The task:
Scan the entries below for the word "Hiſt". Copy each line that has it.

****

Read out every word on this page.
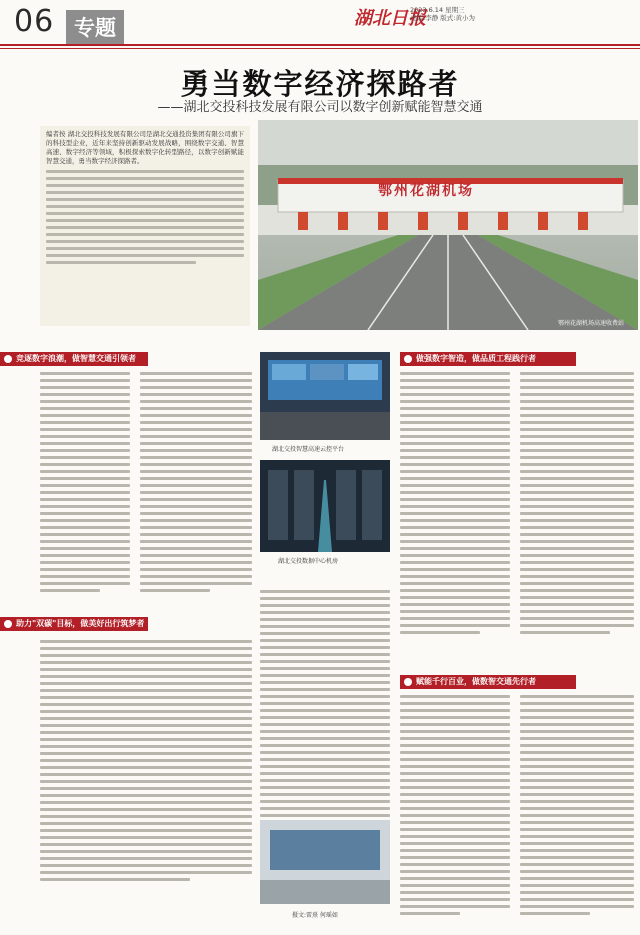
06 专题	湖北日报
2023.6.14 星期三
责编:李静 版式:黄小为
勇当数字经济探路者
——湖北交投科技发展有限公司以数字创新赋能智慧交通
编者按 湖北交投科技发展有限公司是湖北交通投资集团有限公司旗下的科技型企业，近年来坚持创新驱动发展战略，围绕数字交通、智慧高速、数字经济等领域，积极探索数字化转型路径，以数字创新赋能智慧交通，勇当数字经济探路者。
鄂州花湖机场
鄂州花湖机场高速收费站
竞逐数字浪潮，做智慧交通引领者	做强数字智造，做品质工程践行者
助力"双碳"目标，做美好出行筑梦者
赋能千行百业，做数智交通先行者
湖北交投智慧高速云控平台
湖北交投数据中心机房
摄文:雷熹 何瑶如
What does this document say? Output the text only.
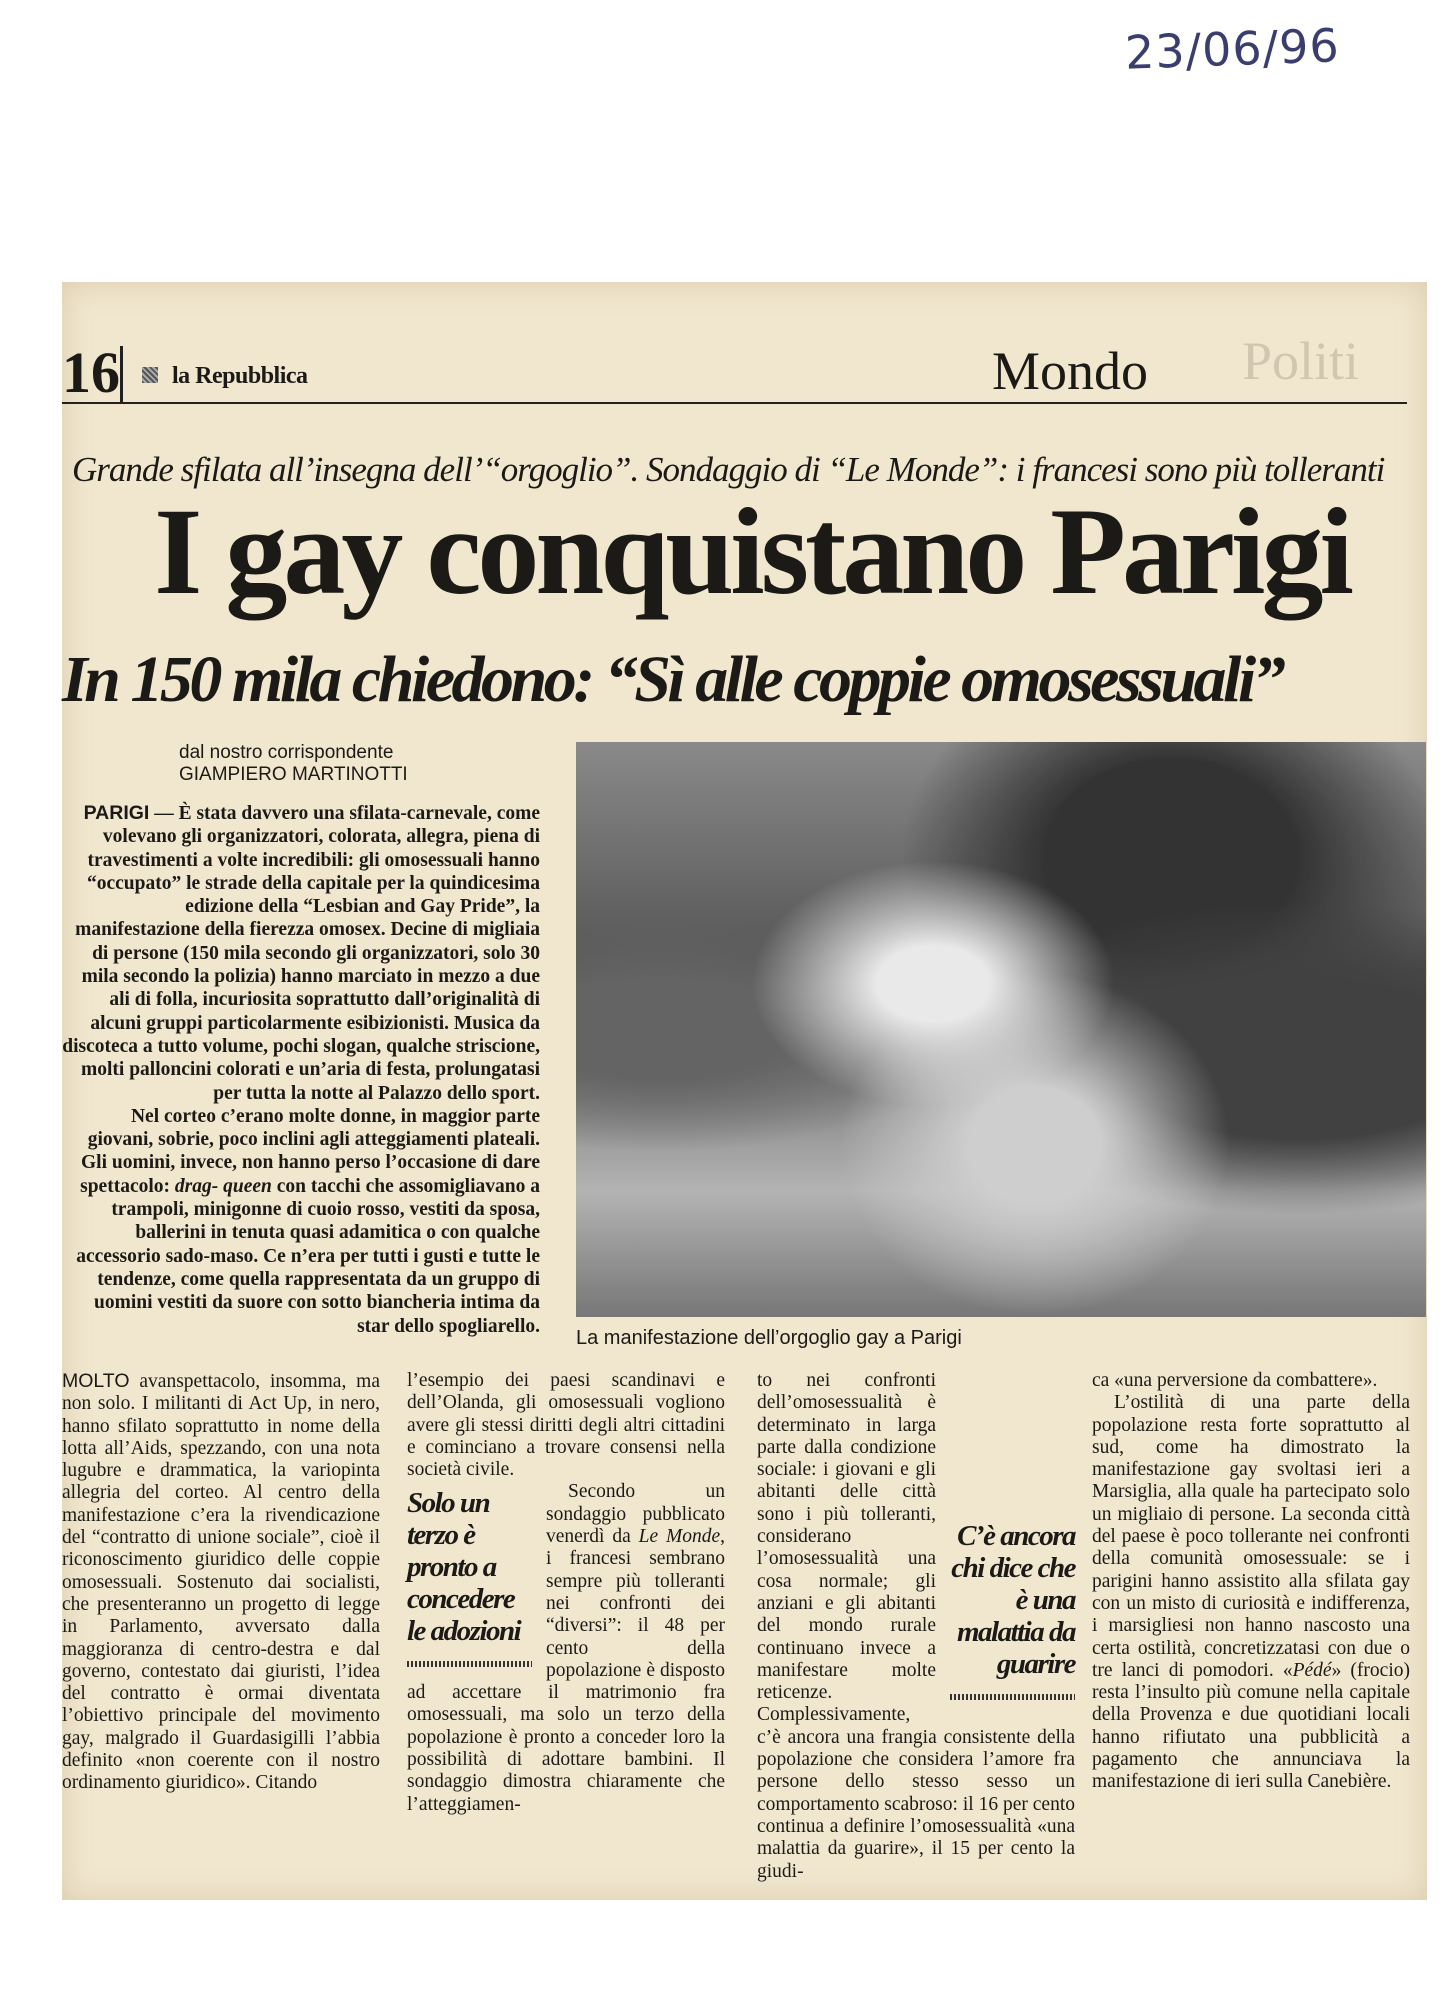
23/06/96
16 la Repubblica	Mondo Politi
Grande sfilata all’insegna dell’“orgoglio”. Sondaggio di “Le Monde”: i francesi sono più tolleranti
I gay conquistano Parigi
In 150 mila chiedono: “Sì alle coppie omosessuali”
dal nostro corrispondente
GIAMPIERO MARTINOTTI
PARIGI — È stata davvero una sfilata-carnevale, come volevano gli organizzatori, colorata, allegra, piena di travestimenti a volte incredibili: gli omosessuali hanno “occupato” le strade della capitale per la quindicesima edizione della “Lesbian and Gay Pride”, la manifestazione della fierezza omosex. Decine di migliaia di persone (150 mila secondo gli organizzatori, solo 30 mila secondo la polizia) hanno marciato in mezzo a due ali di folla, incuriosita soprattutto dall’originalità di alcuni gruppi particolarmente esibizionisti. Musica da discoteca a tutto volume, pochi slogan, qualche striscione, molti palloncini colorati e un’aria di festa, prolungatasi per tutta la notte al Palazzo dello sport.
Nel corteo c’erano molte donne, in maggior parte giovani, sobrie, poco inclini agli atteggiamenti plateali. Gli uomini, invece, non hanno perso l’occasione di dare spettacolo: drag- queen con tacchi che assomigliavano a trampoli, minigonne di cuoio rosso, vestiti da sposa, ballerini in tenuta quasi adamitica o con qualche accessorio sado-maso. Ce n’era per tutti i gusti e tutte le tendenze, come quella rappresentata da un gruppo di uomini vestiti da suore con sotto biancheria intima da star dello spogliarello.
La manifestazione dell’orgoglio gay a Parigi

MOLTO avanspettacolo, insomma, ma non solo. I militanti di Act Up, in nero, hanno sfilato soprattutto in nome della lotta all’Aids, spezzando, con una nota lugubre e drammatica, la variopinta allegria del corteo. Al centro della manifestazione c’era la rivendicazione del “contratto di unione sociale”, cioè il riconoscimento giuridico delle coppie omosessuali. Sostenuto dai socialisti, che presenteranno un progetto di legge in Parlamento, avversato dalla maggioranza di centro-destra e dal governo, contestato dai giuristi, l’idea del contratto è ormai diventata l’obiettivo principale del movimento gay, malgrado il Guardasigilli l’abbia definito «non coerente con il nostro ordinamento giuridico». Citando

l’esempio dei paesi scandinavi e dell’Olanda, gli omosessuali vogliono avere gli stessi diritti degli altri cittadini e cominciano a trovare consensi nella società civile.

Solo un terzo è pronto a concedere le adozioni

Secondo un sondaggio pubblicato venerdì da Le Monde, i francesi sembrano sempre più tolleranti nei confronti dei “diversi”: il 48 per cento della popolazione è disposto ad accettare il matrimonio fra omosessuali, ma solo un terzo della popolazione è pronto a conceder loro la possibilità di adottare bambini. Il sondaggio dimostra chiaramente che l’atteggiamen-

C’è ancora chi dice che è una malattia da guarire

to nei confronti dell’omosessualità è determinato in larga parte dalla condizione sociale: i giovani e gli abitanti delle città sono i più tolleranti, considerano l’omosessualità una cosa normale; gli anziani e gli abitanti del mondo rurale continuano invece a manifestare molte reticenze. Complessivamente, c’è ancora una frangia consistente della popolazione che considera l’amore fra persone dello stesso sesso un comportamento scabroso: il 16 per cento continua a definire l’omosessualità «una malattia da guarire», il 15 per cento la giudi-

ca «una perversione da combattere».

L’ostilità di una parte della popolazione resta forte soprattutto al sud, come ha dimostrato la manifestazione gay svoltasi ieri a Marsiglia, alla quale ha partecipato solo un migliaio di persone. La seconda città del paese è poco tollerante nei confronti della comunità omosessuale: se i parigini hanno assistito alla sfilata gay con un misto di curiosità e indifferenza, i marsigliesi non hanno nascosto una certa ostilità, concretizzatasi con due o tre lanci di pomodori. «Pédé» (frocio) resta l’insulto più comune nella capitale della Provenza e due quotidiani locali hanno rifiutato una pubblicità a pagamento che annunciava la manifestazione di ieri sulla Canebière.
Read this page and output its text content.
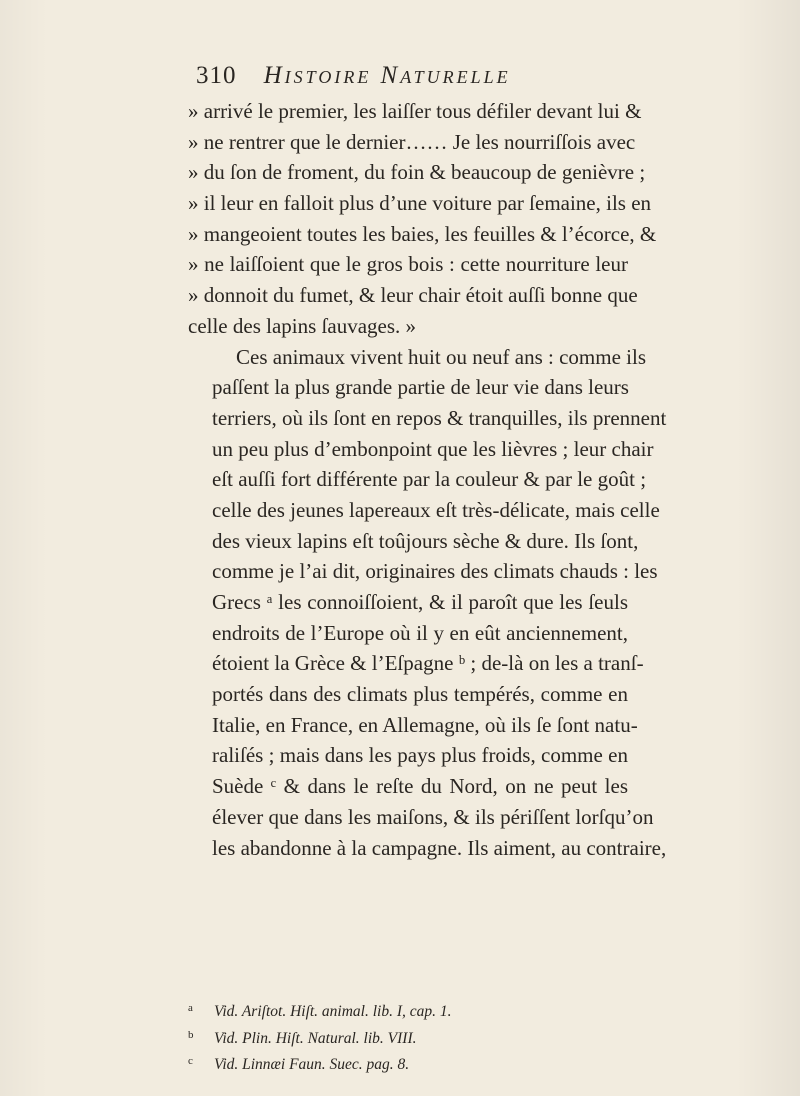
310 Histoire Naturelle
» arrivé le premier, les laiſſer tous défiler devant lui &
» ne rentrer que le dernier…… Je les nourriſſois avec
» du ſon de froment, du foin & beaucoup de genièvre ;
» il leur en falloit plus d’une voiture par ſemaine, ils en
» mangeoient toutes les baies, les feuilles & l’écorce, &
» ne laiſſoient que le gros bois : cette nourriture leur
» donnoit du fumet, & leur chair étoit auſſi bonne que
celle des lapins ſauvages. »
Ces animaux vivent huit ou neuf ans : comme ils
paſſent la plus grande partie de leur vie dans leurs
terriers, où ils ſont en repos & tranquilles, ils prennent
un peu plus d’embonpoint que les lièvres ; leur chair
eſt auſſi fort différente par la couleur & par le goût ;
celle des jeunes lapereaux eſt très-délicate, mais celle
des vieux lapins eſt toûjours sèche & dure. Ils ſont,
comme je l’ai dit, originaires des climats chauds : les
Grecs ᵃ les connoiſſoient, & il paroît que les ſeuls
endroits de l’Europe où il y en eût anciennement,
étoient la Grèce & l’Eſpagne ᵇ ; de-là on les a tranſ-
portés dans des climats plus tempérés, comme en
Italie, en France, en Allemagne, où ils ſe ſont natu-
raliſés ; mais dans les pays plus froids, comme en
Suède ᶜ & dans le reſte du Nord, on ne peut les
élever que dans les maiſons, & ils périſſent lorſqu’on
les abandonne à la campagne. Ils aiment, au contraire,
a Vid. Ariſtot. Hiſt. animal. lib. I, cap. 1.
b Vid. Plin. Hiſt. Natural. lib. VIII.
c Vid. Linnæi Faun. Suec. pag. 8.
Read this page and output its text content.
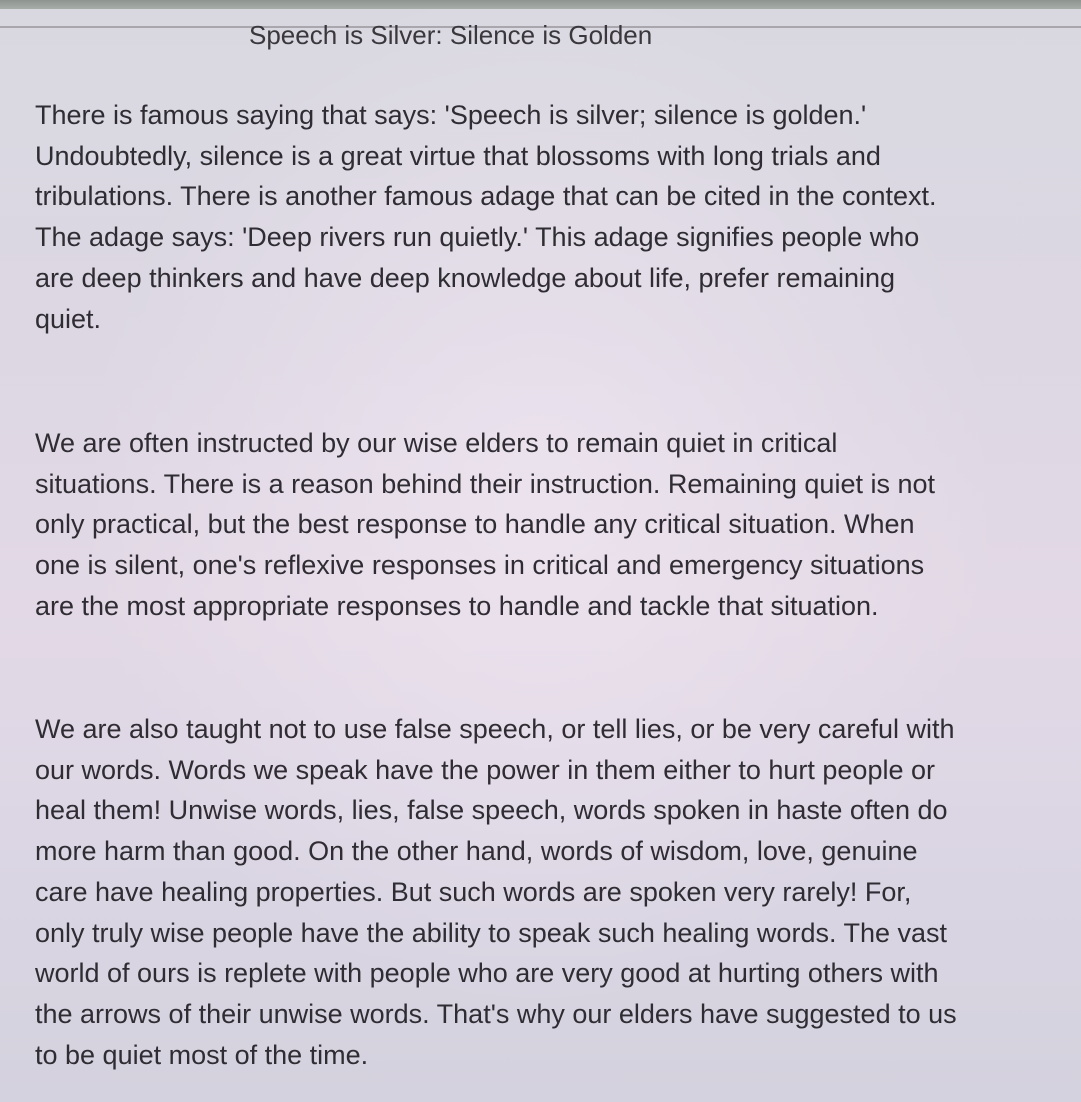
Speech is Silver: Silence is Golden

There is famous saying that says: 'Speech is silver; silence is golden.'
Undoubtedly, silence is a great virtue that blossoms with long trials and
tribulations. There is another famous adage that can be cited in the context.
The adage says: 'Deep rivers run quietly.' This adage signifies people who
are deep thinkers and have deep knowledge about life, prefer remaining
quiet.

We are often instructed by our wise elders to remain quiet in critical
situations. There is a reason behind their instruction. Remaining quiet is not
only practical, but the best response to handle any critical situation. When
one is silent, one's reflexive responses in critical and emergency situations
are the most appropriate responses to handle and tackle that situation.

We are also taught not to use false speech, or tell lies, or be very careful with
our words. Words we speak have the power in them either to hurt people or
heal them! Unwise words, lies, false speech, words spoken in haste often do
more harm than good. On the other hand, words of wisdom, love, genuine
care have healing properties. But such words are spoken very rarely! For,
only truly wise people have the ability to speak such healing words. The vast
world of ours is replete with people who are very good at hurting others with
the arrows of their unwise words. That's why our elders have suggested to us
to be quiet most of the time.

****

Output of the exercise:
a Vid. Ariſtot. Hiſt. animal. lib. I, cap. 1.
b Vid. Plin. Hiſt. Natural. lib. VIII.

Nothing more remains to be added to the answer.